- [Assignment] If a line below includes the string "this", copy it.

- [Data provided]
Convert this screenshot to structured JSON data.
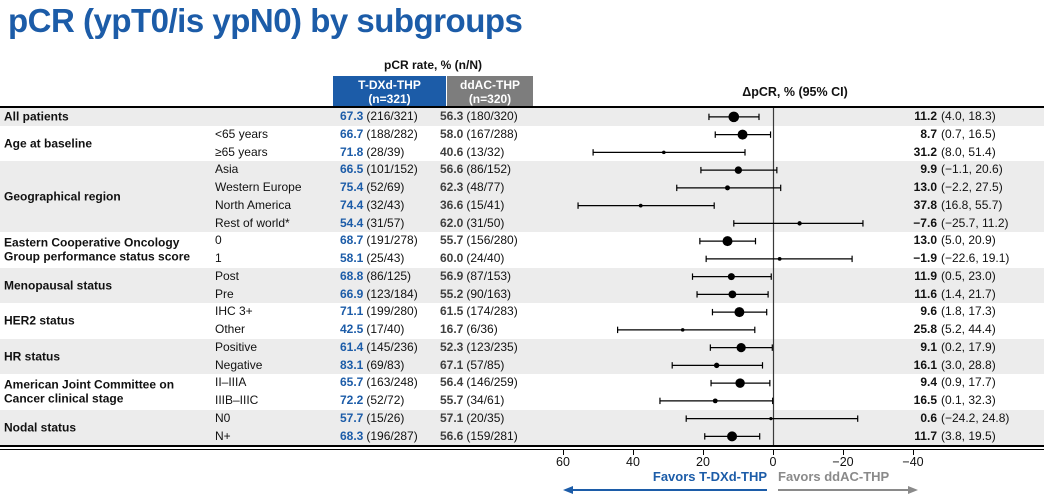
{
  "title": "pCR (ypT0/is ypN0) by subgroups",
  "header": {
    "pcr_rate_label": "pCR rate, % (n/N)",
    "arm1": {
      "name": "T-DXd-THP",
      "n": "(n=321)"
    },
    "arm2": {
      "name": "ddAC-THP",
      "n": "(n=320)"
    },
    "delta_label": "ΔpCR, % (95% CI)"
  },
  "footer": {
    "favors_left": "Favors T-DXd-THP",
    "favors_right": "Favors ddAC-THP"
  },
  "colors": {
    "accent_blue": "#1C5CA8",
    "header_gray": "#7D7D7D",
    "row_shade": "#ECECEC",
    "favors_gray": "#8A8A8A",
    "marker_black": "#000000"
  },
  "chart_data": {
    "type": "forest",
    "title": "pCR (ypT0/is ypN0) by subgroups",
    "effect_label": "ΔpCR, % (95% CI)",
    "axis": {
      "reversed": true,
      "range": [
        60,
        -40
      ],
      "ticks": [
        {
          "v": 60,
          "label": "60"
        },
        {
          "v": 40,
          "label": "40"
        },
        {
          "v": 20,
          "label": "20"
        },
        {
          "v": 0,
          "label": "0"
        },
        {
          "v": -20,
          "label": "−20"
        },
        {
          "v": -40,
          "label": "−40"
        }
      ]
    },
    "groups": [
      {
        "label": "All patients",
        "rows": [
          {
            "sublabel": "",
            "tdxd_pct": "67.3",
            "tdxd_nn": "(216/321)",
            "ddac_pct": "56.3",
            "ddac_nn": "(180/320)",
            "delta": 11.2,
            "ci_low": 4.0,
            "ci_high": 18.3,
            "delta_text": "11.2",
            "ci_text": "(4.0, 18.3)",
            "marker_size": 5.3
          }
        ]
      },
      {
        "label": "Age at baseline",
        "rows": [
          {
            "sublabel": "<65 years",
            "tdxd_pct": "66.7",
            "tdxd_nn": "(188/282)",
            "ddac_pct": "58.0",
            "ddac_nn": "(167/288)",
            "delta": 8.7,
            "ci_low": 0.7,
            "ci_high": 16.5,
            "delta_text": "8.7",
            "ci_text": "(0.7, 16.5)",
            "marker_size": 5.0
          },
          {
            "sublabel": "≥65 years",
            "tdxd_pct": "71.8",
            "tdxd_nn": "(28/39)",
            "ddac_pct": "40.6",
            "ddac_nn": "(13/32)",
            "delta": 31.2,
            "ci_low": 8.0,
            "ci_high": 51.4,
            "delta_text": "31.2",
            "ci_text": "(8.0, 51.4)",
            "marker_size": 1.8
          }
        ]
      },
      {
        "label": "Geographical region",
        "rows": [
          {
            "sublabel": "Asia",
            "tdxd_pct": "66.5",
            "tdxd_nn": "(101/152)",
            "ddac_pct": "56.6",
            "ddac_nn": "(86/152)",
            "delta": 9.9,
            "ci_low": -1.1,
            "ci_high": 20.6,
            "delta_text": "9.9",
            "ci_text": "(−1.1, 20.6)",
            "marker_size": 3.7
          },
          {
            "sublabel": "Western Europe",
            "tdxd_pct": "75.4",
            "tdxd_nn": "(52/69)",
            "ddac_pct": "62.3",
            "ddac_nn": "(48/77)",
            "delta": 13.0,
            "ci_low": -2.2,
            "ci_high": 27.5,
            "delta_text": "13.0",
            "ci_text": "(−2.2, 27.5)",
            "marker_size": 2.5
          },
          {
            "sublabel": "North America",
            "tdxd_pct": "74.4",
            "tdxd_nn": "(32/43)",
            "ddac_pct": "36.6",
            "ddac_nn": "(15/41)",
            "delta": 37.8,
            "ci_low": 16.8,
            "ci_high": 55.7,
            "delta_text": "37.8",
            "ci_text": "(16.8, 55.7)",
            "marker_size": 1.9
          },
          {
            "sublabel": "Rest of world*",
            "tdxd_pct": "54.4",
            "tdxd_nn": "(31/57)",
            "ddac_pct": "62.0",
            "ddac_nn": "(31/50)",
            "delta": -7.6,
            "ci_low": -25.7,
            "ci_high": 11.2,
            "delta_text": "−7.6",
            "ci_text": "(−25.7, 11.2)",
            "marker_size": 2.2
          }
        ]
      },
      {
        "label": "Eastern Cooperative Oncology Group performance status score",
        "rows": [
          {
            "sublabel": "0",
            "tdxd_pct": "68.7",
            "tdxd_nn": "(191/278)",
            "ddac_pct": "55.7",
            "ddac_nn": "(156/280)",
            "delta": 13.0,
            "ci_low": 5.0,
            "ci_high": 20.9,
            "delta_text": "13.0",
            "ci_text": "(5.0, 20.9)",
            "marker_size": 5.0
          },
          {
            "sublabel": "1",
            "tdxd_pct": "58.1",
            "tdxd_nn": "(25/43)",
            "ddac_pct": "60.0",
            "ddac_nn": "(24/40)",
            "delta": -1.9,
            "ci_low": -22.6,
            "ci_high": 19.1,
            "delta_text": "−1.9",
            "ci_text": "(−22.6, 19.1)",
            "marker_size": 1.9
          }
        ]
      },
      {
        "label": "Menopausal status",
        "rows": [
          {
            "sublabel": "Post",
            "tdxd_pct": "68.8",
            "tdxd_nn": "(86/125)",
            "ddac_pct": "56.9",
            "ddac_nn": "(87/153)",
            "delta": 11.9,
            "ci_low": 0.5,
            "ci_high": 23.0,
            "delta_text": "11.9",
            "ci_text": "(0.5, 23.0)",
            "marker_size": 3.5
          },
          {
            "sublabel": "Pre",
            "tdxd_pct": "66.9",
            "tdxd_nn": "(123/184)",
            "ddac_pct": "55.2",
            "ddac_nn": "(90/163)",
            "delta": 11.6,
            "ci_low": 1.4,
            "ci_high": 21.7,
            "delta_text": "11.6",
            "ci_text": "(1.4, 21.7)",
            "marker_size": 3.9
          }
        ]
      },
      {
        "label": "HER2 status",
        "rows": [
          {
            "sublabel": "IHC 3+",
            "tdxd_pct": "71.1",
            "tdxd_nn": "(199/280)",
            "ddac_pct": "61.5",
            "ddac_nn": "(174/283)",
            "delta": 9.6,
            "ci_low": 1.8,
            "ci_high": 17.3,
            "delta_text": "9.6",
            "ci_text": "(1.8, 17.3)",
            "marker_size": 5.0
          },
          {
            "sublabel": "Other",
            "tdxd_pct": "42.5",
            "tdxd_nn": "(17/40)",
            "ddac_pct": "16.7",
            "ddac_nn": "(6/36)",
            "delta": 25.8,
            "ci_low": 5.2,
            "ci_high": 44.4,
            "delta_text": "25.8",
            "ci_text": "(5.2, 44.4)",
            "marker_size": 1.8
          }
        ]
      },
      {
        "label": "HR status",
        "rows": [
          {
            "sublabel": "Positive",
            "tdxd_pct": "61.4",
            "tdxd_nn": "(145/236)",
            "ddac_pct": "52.3",
            "ddac_nn": "(123/235)",
            "delta": 9.1,
            "ci_low": 0.2,
            "ci_high": 17.9,
            "delta_text": "9.1",
            "ci_text": "(0.2, 17.9)",
            "marker_size": 4.6
          },
          {
            "sublabel": "Negative",
            "tdxd_pct": "83.1",
            "tdxd_nn": "(69/83)",
            "ddac_pct": "67.1",
            "ddac_nn": "(57/85)",
            "delta": 16.1,
            "ci_low": 3.0,
            "ci_high": 28.8,
            "delta_text": "16.1",
            "ci_text": "(3.0, 28.8)",
            "marker_size": 2.7
          }
        ]
      },
      {
        "label": "American Joint Committee on Cancer clinical stage",
        "rows": [
          {
            "sublabel": "II–IIIA",
            "tdxd_pct": "65.7",
            "tdxd_nn": "(163/248)",
            "ddac_pct": "56.4",
            "ddac_nn": "(146/259)",
            "delta": 9.4,
            "ci_low": 0.9,
            "ci_high": 17.7,
            "delta_text": "9.4",
            "ci_text": "(0.9, 17.7)",
            "marker_size": 4.7
          },
          {
            "sublabel": "IIIB–IIIC",
            "tdxd_pct": "72.2",
            "tdxd_nn": "(52/72)",
            "ddac_pct": "55.7",
            "ddac_nn": "(34/61)",
            "delta": 16.5,
            "ci_low": 0.1,
            "ci_high": 32.3,
            "delta_text": "16.5",
            "ci_text": "(0.1, 32.3)",
            "marker_size": 2.4
          }
        ]
      },
      {
        "label": "Nodal status",
        "rows": [
          {
            "sublabel": "N0",
            "tdxd_pct": "57.7",
            "tdxd_nn": "(15/26)",
            "ddac_pct": "57.1",
            "ddac_nn": "(20/35)",
            "delta": 0.6,
            "ci_low": -24.2,
            "ci_high": 24.8,
            "delta_text": "0.6",
            "ci_text": "(−24.2, 24.8)",
            "marker_size": 1.6
          },
          {
            "sublabel": "N+",
            "tdxd_pct": "68.3",
            "tdxd_nn": "(196/287)",
            "ddac_pct": "56.6",
            "ddac_nn": "(159/281)",
            "delta": 11.7,
            "ci_low": 3.8,
            "ci_high": 19.5,
            "delta_text": "11.7",
            "ci_text": "(3.8, 19.5)",
            "marker_size": 5.0
          }
        ]
      }
    ]
  }
}
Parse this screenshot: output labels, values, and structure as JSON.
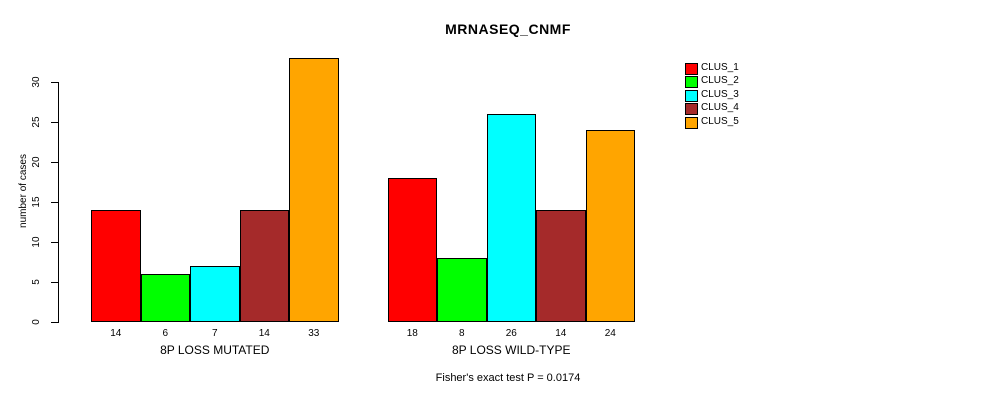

- [Answer below]
Convert this screenshot to structured JSON data.
Parse this screenshot: output labels, values, and structure as JSON.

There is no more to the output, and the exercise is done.